- Stated goal
Repeat the whole listing below, word for word.
**********
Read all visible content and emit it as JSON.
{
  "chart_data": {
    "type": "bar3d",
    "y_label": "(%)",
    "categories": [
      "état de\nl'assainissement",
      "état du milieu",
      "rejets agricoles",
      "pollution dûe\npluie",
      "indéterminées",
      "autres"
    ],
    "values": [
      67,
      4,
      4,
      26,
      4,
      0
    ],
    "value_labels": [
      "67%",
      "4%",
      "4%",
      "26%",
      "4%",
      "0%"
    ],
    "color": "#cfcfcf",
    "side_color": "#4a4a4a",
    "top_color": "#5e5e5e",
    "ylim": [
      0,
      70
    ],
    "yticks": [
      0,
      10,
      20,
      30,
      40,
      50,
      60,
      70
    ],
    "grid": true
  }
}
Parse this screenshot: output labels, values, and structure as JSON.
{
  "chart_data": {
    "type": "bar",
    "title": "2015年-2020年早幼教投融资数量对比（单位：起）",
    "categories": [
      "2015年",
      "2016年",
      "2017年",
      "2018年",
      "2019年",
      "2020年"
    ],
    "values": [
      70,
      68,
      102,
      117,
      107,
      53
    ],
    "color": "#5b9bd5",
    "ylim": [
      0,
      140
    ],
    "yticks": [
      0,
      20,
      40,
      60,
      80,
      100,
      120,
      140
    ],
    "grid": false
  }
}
**********
- Answer in full
Read all visible content and emit it as JSON.
{
  "chart_data": {
    "type": "bar3d",
    "y_label": "(%)",
    "categories": [
      "état de\nl'assainissement",
      "état du milieu",
      "rejets agricoles",
      "pollution dûe\npluie",
      "indéterminées",
      "autres"
    ],
    "values": [
      67,
      4,
      4,
      26,
      4,
      0
    ],
    "value_labels": [
      "67%",
      "4%",
      "4%",
      "26%",
      "4%",
      "0%"
    ],
    "color": "#cfcfcf",
    "side_color": "#4a4a4a",
    "top_color": "#5e5e5e",
    "ylim": [
      0,
      70
    ],
    "yticks": [
      0,
      10,
      20,
      30,
      40,
      50,
      60,
      70
    ],
    "grid": true
  }
}
Parse this screenshot: output labels, values, and structure as JSON.
{
  "chart_data": {
    "type": "bar",
    "title": "2015年-2020年早幼教投融资数量对比（单位：起）",
    "categories": [
      "2015年",
      "2016年",
      "2017年",
      "2018年",
      "2019年",
      "2020年"
    ],
    "values": [
      70,
      68,
      102,
      117,
      107,
      53
    ],
    "color": "#5b9bd5",
    "ylim": [
      0,
      140
    ],
    "yticks": [
      0,
      20,
      40,
      60,
      80,
      100,
      120,
      140
    ],
    "grid": false
  }
}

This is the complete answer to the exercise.